> _RECORDS PROVIDED_:
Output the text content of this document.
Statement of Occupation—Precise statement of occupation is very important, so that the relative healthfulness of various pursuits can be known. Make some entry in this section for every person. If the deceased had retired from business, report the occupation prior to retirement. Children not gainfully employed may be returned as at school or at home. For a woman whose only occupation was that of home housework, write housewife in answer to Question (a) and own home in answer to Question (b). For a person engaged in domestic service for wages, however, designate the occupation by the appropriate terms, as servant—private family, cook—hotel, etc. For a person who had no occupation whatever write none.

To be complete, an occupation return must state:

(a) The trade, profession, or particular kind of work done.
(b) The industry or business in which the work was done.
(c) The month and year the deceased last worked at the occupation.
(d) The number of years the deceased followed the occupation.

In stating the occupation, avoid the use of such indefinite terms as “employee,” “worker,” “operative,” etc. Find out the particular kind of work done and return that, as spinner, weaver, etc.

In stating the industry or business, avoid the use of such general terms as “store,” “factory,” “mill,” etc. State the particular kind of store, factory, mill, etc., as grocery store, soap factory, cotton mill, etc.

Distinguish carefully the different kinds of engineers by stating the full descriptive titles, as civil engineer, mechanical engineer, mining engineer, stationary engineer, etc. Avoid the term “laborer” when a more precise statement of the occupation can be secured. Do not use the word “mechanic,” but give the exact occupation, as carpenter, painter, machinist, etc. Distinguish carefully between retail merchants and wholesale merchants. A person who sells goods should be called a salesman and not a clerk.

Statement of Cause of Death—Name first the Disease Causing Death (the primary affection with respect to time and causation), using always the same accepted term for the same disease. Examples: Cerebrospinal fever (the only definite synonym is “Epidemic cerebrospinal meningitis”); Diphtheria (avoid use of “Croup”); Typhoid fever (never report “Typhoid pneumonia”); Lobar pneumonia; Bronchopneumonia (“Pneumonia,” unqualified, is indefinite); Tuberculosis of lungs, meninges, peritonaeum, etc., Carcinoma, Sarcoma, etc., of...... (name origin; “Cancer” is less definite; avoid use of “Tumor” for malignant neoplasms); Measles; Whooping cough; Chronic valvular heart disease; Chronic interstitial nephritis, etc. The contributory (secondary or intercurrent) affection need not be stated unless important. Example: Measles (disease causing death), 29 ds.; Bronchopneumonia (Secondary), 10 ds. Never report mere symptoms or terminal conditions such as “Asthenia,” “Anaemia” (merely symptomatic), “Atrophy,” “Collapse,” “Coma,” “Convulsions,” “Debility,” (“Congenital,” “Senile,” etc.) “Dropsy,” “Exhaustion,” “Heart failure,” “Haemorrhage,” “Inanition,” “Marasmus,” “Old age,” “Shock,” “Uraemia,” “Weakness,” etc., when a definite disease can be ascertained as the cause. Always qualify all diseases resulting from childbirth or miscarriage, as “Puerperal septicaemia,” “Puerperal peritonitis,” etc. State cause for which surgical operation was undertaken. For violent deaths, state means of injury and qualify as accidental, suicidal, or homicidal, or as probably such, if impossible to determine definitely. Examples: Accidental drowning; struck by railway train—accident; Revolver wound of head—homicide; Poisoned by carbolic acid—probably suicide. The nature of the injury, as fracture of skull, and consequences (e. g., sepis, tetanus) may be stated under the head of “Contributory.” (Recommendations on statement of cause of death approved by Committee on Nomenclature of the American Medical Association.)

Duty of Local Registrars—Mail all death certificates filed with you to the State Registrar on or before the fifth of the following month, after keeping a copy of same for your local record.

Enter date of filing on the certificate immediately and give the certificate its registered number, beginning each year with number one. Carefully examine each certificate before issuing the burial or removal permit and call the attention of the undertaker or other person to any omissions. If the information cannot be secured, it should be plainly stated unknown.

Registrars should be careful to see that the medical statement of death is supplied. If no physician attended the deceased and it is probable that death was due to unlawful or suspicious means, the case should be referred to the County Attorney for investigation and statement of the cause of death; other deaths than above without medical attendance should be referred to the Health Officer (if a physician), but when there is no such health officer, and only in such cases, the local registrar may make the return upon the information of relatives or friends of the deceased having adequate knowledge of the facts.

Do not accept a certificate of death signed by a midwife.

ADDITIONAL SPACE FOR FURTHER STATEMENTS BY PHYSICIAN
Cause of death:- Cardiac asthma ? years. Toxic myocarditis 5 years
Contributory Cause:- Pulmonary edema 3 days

> _WORK TO COMPLETE_:
If a line in the records includes the string "particular", copy it.

> _PROBLEM SOLUTION_:
(a) The trade, profession, or particular kind of work done.
In stating the occupation, avoid the use of such indefinite terms as “employee,” “worker,” “operative,” etc. Find out the particular kind of work done and return that, as spinner, weaver, etc.
In stating the industry or business, avoid the use of such general terms as “store,” “factory,” “mill,” etc. State the particular kind of store, factory, mill, etc., as grocery store, soap factory, cotton mill, etc.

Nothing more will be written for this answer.